__WORK REQUIRED__
Repeat what the lines below say, word for word, and skip every image.

#### LISTED ENTRIES

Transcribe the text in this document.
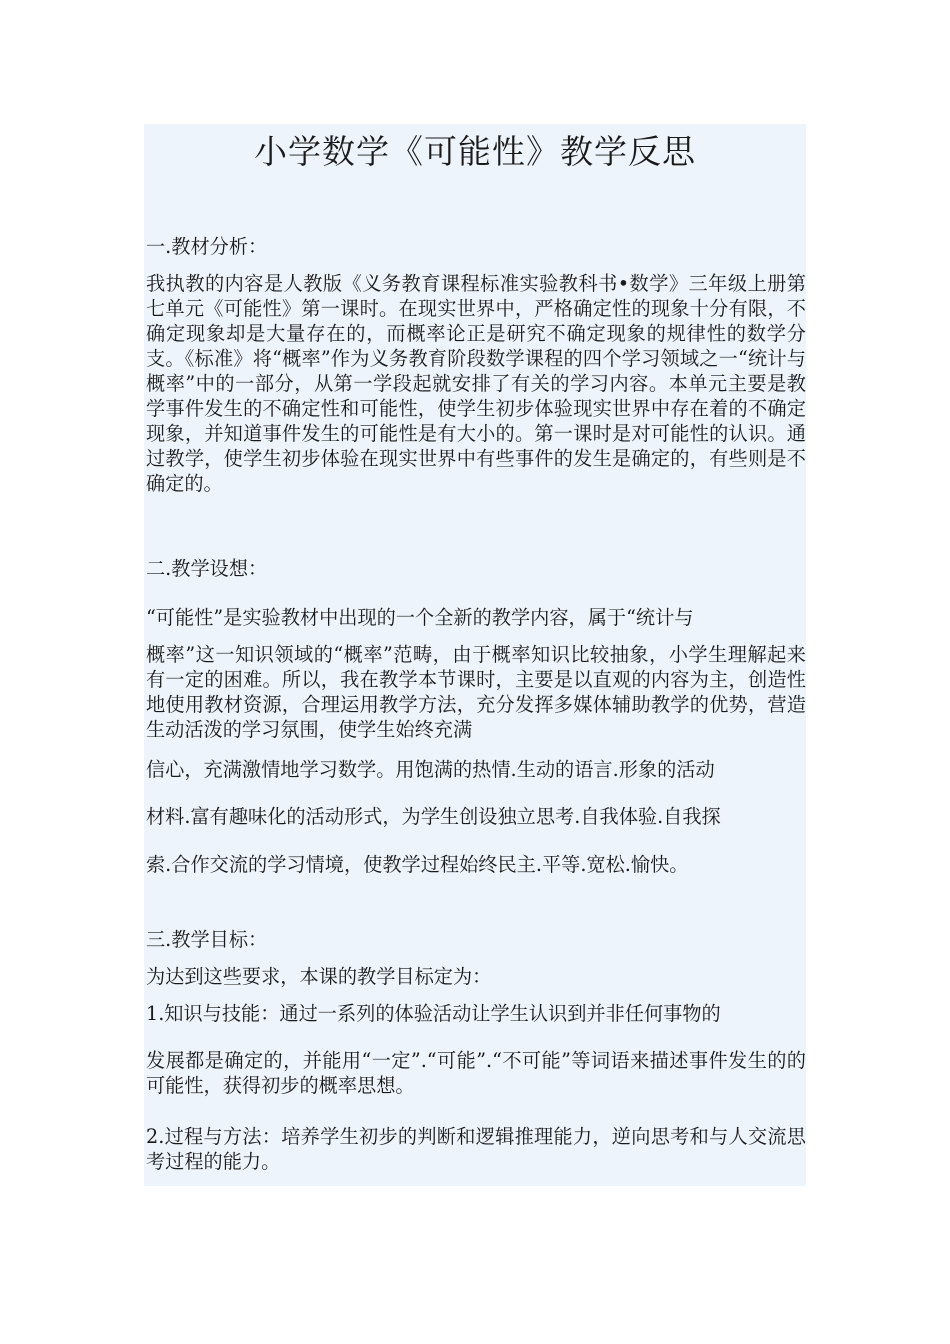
小学数学《可能性》教学反思

一.教材分析：

我执教的内容是人教版《义务教育课程标准实验教科书•数学》三年级上册第七单元《可能性》第一课时。在现实世界中，严格确定性的现象十分有限，不确定现象却是大量存在的，而概率论正是研究不确定现象的规律性的数学分支。《标准》将“概率”作为义务教育阶段数学课程的四个学习领域之一“统计与概率”中的一部分，从第一学段起就安排了有关的学习内容。本单元主要是教学事件发生的不确定性和可能性，使学生初步体验现实世界中存在着的不确定现象，并知道事件发生的可能性是有大小的。第一课时是对可能性的认识。通过教学，使学生初步体验在现实世界中有些事件的发生是确定的，有些则是不确定的。

二.教学设想：

“可能性”是实验教材中出现的一个全新的教学内容，属于“统计与

概率”这一知识领域的“概率”范畴，由于概率知识比较抽象，小学生理解起来有一定的困难。所以，我在教学本节课时，主要是以直观的内容为主，创造性地使用教材资源，合理运用教学方法，充分发挥多媒体辅助教学的优势，营造生动活泼的学习氛围，使学生始终充满

信心，充满激情地学习数学。用饱满的热情.生动的语言.形象的活动

材料.富有趣味化的活动形式，为学生创设独立思考.自我体验.自我探

索.合作交流的学习情境，使教学过程始终民主.平等.宽松.愉快。

三.教学目标：

为达到这些要求，本课的教学目标定为：

1.知识与技能：通过一系列的体验活动让学生认识到并非任何事物的

发展都是确定的，并能用“一定”.“可能”.“不可能”等词语来描述事件发生的的可能性，获得初步的概率思想。

2.过程与方法：培养学生初步的判断和逻辑推理能力，逆向思考和与人交流思考过程的能力。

########

__COMPLETE RESPONSE__
Transcribe the text in this document.
小学数学《可能性》教学反思

一.教材分析：

我执教的内容是人教版《义务教育课程标准实验教科书•数学》三年级上册第七单元《可能性》第一课时。在现实世界中，严格确定性的现象十分有限，不确定现象却是大量存在的，而概率论正是研究不确定现象的规律性的数学分支。《标准》将“概率”作为义务教育阶段数学课程的四个学习领域之一“统计与概率”中的一部分，从第一学段起就安排了有关的学习内容。本单元主要是教学事件发生的不确定性和可能性，使学生初步体验现实世界中存在着的不确定现象，并知道事件发生的可能性是有大小的。第一课时是对可能性的认识。通过教学，使学生初步体验在现实世界中有些事件的发生是确定的，有些则是不确定的。

二.教学设想：

“可能性”是实验教材中出现的一个全新的教学内容，属于“统计与

概率”这一知识领域的“概率”范畴，由于概率知识比较抽象，小学生理解起来有一定的困难。所以，我在教学本节课时，主要是以直观的内容为主，创造性地使用教材资源，合理运用教学方法，充分发挥多媒体辅助教学的优势，营造生动活泼的学习氛围，使学生始终充满

信心，充满激情地学习数学。用饱满的热情.生动的语言.形象的活动

材料.富有趣味化的活动形式，为学生创设独立思考.自我体验.自我探

索.合作交流的学习情境，使教学过程始终民主.平等.宽松.愉快。

三.教学目标：

为达到这些要求，本课的教学目标定为：

1.知识与技能：通过一系列的体验活动让学生认识到并非任何事物的

发展都是确定的，并能用“一定”.“可能”.“不可能”等词语来描述事件发生的的可能性，获得初步的概率思想。

2.过程与方法：培养学生初步的判断和逻辑推理能力，逆向思考和与人交流思考过程的能力。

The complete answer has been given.